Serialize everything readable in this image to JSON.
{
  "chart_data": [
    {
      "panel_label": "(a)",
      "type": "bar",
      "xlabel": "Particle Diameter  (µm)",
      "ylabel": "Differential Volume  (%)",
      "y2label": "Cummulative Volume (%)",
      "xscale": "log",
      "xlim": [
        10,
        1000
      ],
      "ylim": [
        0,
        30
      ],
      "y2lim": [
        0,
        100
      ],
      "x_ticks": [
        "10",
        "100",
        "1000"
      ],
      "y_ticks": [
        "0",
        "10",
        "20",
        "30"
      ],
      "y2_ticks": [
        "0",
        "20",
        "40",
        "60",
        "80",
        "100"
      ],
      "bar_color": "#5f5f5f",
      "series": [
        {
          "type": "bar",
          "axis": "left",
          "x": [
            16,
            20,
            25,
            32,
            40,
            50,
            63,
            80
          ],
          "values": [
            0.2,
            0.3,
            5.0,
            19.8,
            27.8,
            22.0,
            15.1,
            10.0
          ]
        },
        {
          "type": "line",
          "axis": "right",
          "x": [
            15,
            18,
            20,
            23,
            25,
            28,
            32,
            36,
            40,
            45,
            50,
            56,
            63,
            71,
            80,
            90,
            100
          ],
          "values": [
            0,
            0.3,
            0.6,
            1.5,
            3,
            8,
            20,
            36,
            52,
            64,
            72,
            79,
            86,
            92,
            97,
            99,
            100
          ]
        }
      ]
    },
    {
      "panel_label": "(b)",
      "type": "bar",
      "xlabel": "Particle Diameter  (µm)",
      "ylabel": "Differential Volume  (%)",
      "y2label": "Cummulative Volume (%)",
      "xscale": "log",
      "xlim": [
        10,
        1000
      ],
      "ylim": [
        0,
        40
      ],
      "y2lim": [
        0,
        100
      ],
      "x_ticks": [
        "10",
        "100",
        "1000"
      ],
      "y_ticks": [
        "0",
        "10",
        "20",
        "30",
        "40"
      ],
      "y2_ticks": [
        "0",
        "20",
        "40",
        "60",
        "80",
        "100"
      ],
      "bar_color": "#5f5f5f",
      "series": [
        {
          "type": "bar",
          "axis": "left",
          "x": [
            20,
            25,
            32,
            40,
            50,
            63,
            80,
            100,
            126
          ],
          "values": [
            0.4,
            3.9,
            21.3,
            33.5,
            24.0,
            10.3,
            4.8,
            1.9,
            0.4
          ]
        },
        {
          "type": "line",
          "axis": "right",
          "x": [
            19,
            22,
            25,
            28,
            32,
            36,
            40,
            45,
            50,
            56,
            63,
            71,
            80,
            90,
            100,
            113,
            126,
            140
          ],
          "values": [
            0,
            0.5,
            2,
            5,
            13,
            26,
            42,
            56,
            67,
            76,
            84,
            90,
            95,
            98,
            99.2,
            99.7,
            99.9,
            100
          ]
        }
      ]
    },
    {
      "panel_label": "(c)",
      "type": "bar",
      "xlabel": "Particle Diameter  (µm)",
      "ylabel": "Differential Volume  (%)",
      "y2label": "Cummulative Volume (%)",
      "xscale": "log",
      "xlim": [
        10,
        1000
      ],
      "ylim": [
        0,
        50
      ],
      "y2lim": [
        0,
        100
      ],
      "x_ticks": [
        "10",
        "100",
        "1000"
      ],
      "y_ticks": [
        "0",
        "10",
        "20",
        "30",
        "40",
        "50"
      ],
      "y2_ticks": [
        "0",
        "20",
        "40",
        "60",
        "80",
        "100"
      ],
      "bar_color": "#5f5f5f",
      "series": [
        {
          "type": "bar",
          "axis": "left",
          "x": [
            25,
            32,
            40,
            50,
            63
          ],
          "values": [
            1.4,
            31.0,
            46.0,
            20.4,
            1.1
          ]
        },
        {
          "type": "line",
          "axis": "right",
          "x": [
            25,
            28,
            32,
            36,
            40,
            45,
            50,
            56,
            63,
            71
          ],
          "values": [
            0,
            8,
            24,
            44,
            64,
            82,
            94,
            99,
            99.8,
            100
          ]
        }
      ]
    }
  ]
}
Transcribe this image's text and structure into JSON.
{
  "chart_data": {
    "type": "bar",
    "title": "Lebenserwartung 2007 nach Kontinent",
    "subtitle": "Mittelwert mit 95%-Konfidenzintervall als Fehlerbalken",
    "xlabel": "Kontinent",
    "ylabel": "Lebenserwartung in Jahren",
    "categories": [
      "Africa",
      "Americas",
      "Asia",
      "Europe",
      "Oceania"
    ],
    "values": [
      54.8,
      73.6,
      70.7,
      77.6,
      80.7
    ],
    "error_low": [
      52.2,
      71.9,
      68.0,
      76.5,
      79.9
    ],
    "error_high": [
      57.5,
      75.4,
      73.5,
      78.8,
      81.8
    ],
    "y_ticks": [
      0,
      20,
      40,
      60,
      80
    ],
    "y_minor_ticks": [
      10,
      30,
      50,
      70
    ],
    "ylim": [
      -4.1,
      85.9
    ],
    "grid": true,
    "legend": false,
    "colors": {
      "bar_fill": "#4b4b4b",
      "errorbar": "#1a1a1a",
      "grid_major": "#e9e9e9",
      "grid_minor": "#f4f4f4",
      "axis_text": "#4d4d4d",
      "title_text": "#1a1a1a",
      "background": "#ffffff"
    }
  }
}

What this task involves. Each line above must be reproduced exactly as it stands.

Reply.
Serialize everything readable in this image to JSON.
{
  "chart_data": [
    {
      "panel_label": "(a)",
      "type": "bar",
      "xlabel": "Particle Diameter  (µm)",
      "ylabel": "Differential Volume  (%)",
      "y2label": "Cummulative Volume (%)",
      "xscale": "log",
      "xlim": [
        10,
        1000
      ],
      "ylim": [
        0,
        30
      ],
      "y2lim": [
        0,
        100
      ],
      "x_ticks": [
        "10",
        "100",
        "1000"
      ],
      "y_ticks": [
        "0",
        "10",
        "20",
        "30"
      ],
      "y2_ticks": [
        "0",
        "20",
        "40",
        "60",
        "80",
        "100"
      ],
      "bar_color": "#5f5f5f",
      "series": [
        {
          "type": "bar",
          "axis": "left",
          "x": [
            16,
            20,
            25,
            32,
            40,
            50,
            63,
            80
          ],
          "values": [
            0.2,
            0.3,
            5.0,
            19.8,
            27.8,
            22.0,
            15.1,
            10.0
          ]
        },
        {
          "type": "line",
          "axis": "right",
          "x": [
            15,
            18,
            20,
            23,
            25,
            28,
            32,
            36,
            40,
            45,
            50,
            56,
            63,
            71,
            80,
            90,
            100
          ],
          "values": [
            0,
            0.3,
            0.6,
            1.5,
            3,
            8,
            20,
            36,
            52,
            64,
            72,
            79,
            86,
            92,
            97,
            99,
            100
          ]
        }
      ]
    },
    {
      "panel_label": "(b)",
      "type": "bar",
      "xlabel": "Particle Diameter  (µm)",
      "ylabel": "Differential Volume  (%)",
      "y2label": "Cummulative Volume (%)",
      "xscale": "log",
      "xlim": [
        10,
        1000
      ],
      "ylim": [
        0,
        40
      ],
      "y2lim": [
        0,
        100
      ],
      "x_ticks": [
        "10",
        "100",
        "1000"
      ],
      "y_ticks": [
        "0",
        "10",
        "20",
        "30",
        "40"
      ],
      "y2_ticks": [
        "0",
        "20",
        "40",
        "60",
        "80",
        "100"
      ],
      "bar_color": "#5f5f5f",
      "series": [
        {
          "type": "bar",
          "axis": "left",
          "x": [
            20,
            25,
            32,
            40,
            50,
            63,
            80,
            100,
            126
          ],
          "values": [
            0.4,
            3.9,
            21.3,
            33.5,
            24.0,
            10.3,
            4.8,
            1.9,
            0.4
          ]
        },
        {
          "type": "line",
          "axis": "right",
          "x": [
            19,
            22,
            25,
            28,
            32,
            36,
            40,
            45,
            50,
            56,
            63,
            71,
            80,
            90,
            100,
            113,
            126,
            140
          ],
          "values": [
            0,
            0.5,
            2,
            5,
            13,
            26,
            42,
            56,
            67,
            76,
            84,
            90,
            95,
            98,
            99.2,
            99.7,
            99.9,
            100
          ]
        }
      ]
    },
    {
      "panel_label": "(c)",
      "type": "bar",
      "xlabel": "Particle Diameter  (µm)",
      "ylabel": "Differential Volume  (%)",
      "y2label": "Cummulative Volume (%)",
      "xscale": "log",
      "xlim": [
        10,
        1000
      ],
      "ylim": [
        0,
        50
      ],
      "y2lim": [
        0,
        100
      ],
      "x_ticks": [
        "10",
        "100",
        "1000"
      ],
      "y_ticks": [
        "0",
        "10",
        "20",
        "30",
        "40",
        "50"
      ],
      "y2_ticks": [
        "0",
        "20",
        "40",
        "60",
        "80",
        "100"
      ],
      "bar_color": "#5f5f5f",
      "series": [
        {
          "type": "bar",
          "axis": "left",
          "x": [
            25,
            32,
            40,
            50,
            63
          ],
          "values": [
            1.4,
            31.0,
            46.0,
            20.4,
            1.1
          ]
        },
        {
          "type": "line",
          "axis": "right",
          "x": [
            25,
            28,
            32,
            36,
            40,
            45,
            50,
            56,
            63,
            71
          ],
          "values": [
            0,
            8,
            24,
            44,
            64,
            82,
            94,
            99,
            99.8,
            100
          ]
        }
      ]
    }
  ]
}
Transcribe this image's text and structure into JSON.
{
  "chart_data": {
    "type": "bar",
    "title": "Lebenserwartung 2007 nach Kontinent",
    "subtitle": "Mittelwert mit 95%-Konfidenzintervall als Fehlerbalken",
    "xlabel": "Kontinent",
    "ylabel": "Lebenserwartung in Jahren",
    "categories": [
      "Africa",
      "Americas",
      "Asia",
      "Europe",
      "Oceania"
    ],
    "values": [
      54.8,
      73.6,
      70.7,
      77.6,
      80.7
    ],
    "error_low": [
      52.2,
      71.9,
      68.0,
      76.5,
      79.9
    ],
    "error_high": [
      57.5,
      75.4,
      73.5,
      78.8,
      81.8
    ],
    "y_ticks": [
      0,
      20,
      40,
      60,
      80
    ],
    "y_minor_ticks": [
      10,
      30,
      50,
      70
    ],
    "ylim": [
      -4.1,
      85.9
    ],
    "grid": true,
    "legend": false,
    "colors": {
      "bar_fill": "#4b4b4b",
      "errorbar": "#1a1a1a",
      "grid_major": "#e9e9e9",
      "grid_minor": "#f4f4f4",
      "axis_text": "#4d4d4d",
      "title_text": "#1a1a1a",
      "background": "#ffffff"
    }
  }
}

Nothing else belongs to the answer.